Source data
○ ○ ○ ○

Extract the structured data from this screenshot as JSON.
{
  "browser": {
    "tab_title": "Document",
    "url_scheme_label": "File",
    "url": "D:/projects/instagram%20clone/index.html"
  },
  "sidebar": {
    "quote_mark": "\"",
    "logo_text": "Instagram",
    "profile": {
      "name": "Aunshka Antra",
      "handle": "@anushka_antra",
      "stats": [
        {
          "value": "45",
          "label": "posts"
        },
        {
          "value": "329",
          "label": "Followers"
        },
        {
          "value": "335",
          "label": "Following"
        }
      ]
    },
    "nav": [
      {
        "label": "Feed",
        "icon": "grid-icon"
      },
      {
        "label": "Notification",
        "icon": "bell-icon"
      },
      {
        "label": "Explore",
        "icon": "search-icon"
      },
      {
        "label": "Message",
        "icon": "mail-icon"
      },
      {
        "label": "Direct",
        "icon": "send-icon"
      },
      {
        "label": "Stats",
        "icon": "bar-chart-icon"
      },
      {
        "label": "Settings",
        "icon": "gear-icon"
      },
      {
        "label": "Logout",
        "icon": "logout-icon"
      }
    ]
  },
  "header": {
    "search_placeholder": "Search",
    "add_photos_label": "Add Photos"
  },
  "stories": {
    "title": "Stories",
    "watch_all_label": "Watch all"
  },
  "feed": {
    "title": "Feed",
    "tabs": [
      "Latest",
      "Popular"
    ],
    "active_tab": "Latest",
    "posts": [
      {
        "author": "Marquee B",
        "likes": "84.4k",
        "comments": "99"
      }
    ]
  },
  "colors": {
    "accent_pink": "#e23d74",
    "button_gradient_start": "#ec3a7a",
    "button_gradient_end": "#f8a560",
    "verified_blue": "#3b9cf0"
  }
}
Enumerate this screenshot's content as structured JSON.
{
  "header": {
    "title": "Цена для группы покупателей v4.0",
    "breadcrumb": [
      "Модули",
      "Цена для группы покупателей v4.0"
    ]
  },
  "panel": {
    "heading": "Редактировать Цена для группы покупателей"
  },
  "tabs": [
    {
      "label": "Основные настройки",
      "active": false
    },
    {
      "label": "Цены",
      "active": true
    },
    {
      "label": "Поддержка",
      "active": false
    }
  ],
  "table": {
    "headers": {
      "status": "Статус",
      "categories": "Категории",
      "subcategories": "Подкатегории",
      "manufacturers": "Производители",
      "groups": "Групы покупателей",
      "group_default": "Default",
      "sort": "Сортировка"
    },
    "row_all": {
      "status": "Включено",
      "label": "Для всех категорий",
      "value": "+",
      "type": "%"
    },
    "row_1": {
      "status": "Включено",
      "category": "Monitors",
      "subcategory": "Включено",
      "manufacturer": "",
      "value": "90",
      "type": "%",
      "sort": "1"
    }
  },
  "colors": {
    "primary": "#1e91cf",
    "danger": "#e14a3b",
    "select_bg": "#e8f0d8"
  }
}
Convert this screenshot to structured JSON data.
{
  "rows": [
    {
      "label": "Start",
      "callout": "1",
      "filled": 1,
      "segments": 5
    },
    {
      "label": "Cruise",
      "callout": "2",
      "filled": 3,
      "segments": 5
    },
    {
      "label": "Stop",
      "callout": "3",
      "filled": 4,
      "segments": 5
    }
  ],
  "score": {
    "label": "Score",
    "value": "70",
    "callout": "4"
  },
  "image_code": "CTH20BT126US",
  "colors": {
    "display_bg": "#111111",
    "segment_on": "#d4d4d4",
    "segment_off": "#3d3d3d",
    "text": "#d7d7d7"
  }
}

○ ○ ○ ○

GOAL
Transcribe all of the lines in the records precisely.

CORRECT RESULT
Extract the structured data from this screenshot as JSON.
{
  "browser": {
    "tab_title": "Document",
    "url_scheme_label": "File",
    "url": "D:/projects/instagram%20clone/index.html"
  },
  "sidebar": {
    "quote_mark": "\"",
    "logo_text": "Instagram",
    "profile": {
      "name": "Aunshka Antra",
      "handle": "@anushka_antra",
      "stats": [
        {
          "value": "45",
          "label": "posts"
        },
        {
          "value": "329",
          "label": "Followers"
        },
        {
          "value": "335",
          "label": "Following"
        }
      ]
    },
    "nav": [
      {
        "label": "Feed",
        "icon": "grid-icon"
      },
      {
        "label": "Notification",
        "icon": "bell-icon"
      },
      {
        "label": "Explore",
        "icon": "search-icon"
      },
      {
        "label": "Message",
        "icon": "mail-icon"
      },
      {
        "label": "Direct",
        "icon": "send-icon"
      },
      {
        "label": "Stats",
        "icon": "bar-chart-icon"
      },
      {
        "label": "Settings",
        "icon": "gear-icon"
      },
      {
        "label": "Logout",
        "icon": "logout-icon"
      }
    ]
  },
  "header": {
    "search_placeholder": "Search",
    "add_photos_label": "Add Photos"
  },
  "stories": {
    "title": "Stories",
    "watch_all_label": "Watch all"
  },
  "feed": {
    "title": "Feed",
    "tabs": [
      "Latest",
      "Popular"
    ],
    "active_tab": "Latest",
    "posts": [
      {
        "author": "Marquee B",
        "likes": "84.4k",
        "comments": "99"
      }
    ]
  },
  "colors": {
    "accent_pink": "#e23d74",
    "button_gradient_start": "#ec3a7a",
    "button_gradient_end": "#f8a560",
    "verified_blue": "#3b9cf0"
  }
}
Enumerate this screenshot's content as structured JSON.
{
  "header": {
    "title": "Цена для группы покупателей v4.0",
    "breadcrumb": [
      "Модули",
      "Цена для группы покупателей v4.0"
    ]
  },
  "panel": {
    "heading": "Редактировать Цена для группы покупателей"
  },
  "tabs": [
    {
      "label": "Основные настройки",
      "active": false
    },
    {
      "label": "Цены",
      "active": true
    },
    {
      "label": "Поддержка",
      "active": false
    }
  ],
  "table": {
    "headers": {
      "status": "Статус",
      "categories": "Категории",
      "subcategories": "Подкатегории",
      "manufacturers": "Производители",
      "groups": "Групы покупателей",
      "group_default": "Default",
      "sort": "Сортировка"
    },
    "row_all": {
      "status": "Включено",
      "label": "Для всех категорий",
      "value": "+",
      "type": "%"
    },
    "row_1": {
      "status": "Включено",
      "category": "Monitors",
      "subcategory": "Включено",
      "manufacturer": "",
      "value": "90",
      "type": "%",
      "sort": "1"
    }
  },
  "colors": {
    "primary": "#1e91cf",
    "danger": "#e14a3b",
    "select_bg": "#e8f0d8"
  }
}
Convert this screenshot to structured JSON data.
{
  "rows": [
    {
      "label": "Start",
      "callout": "1",
      "filled": 1,
      "segments": 5
    },
    {
      "label": "Cruise",
      "callout": "2",
      "filled": 3,
      "segments": 5
    },
    {
      "label": "Stop",
      "callout": "3",
      "filled": 4,
      "segments": 5
    }
  ],
  "score": {
    "label": "Score",
    "value": "70",
    "callout": "4"
  },
  "image_code": "CTH20BT126US",
  "colors": {
    "display_bg": "#111111",
    "segment_on": "#d4d4d4",
    "segment_off": "#3d3d3d",
    "text": "#d7d7d7"
  }
}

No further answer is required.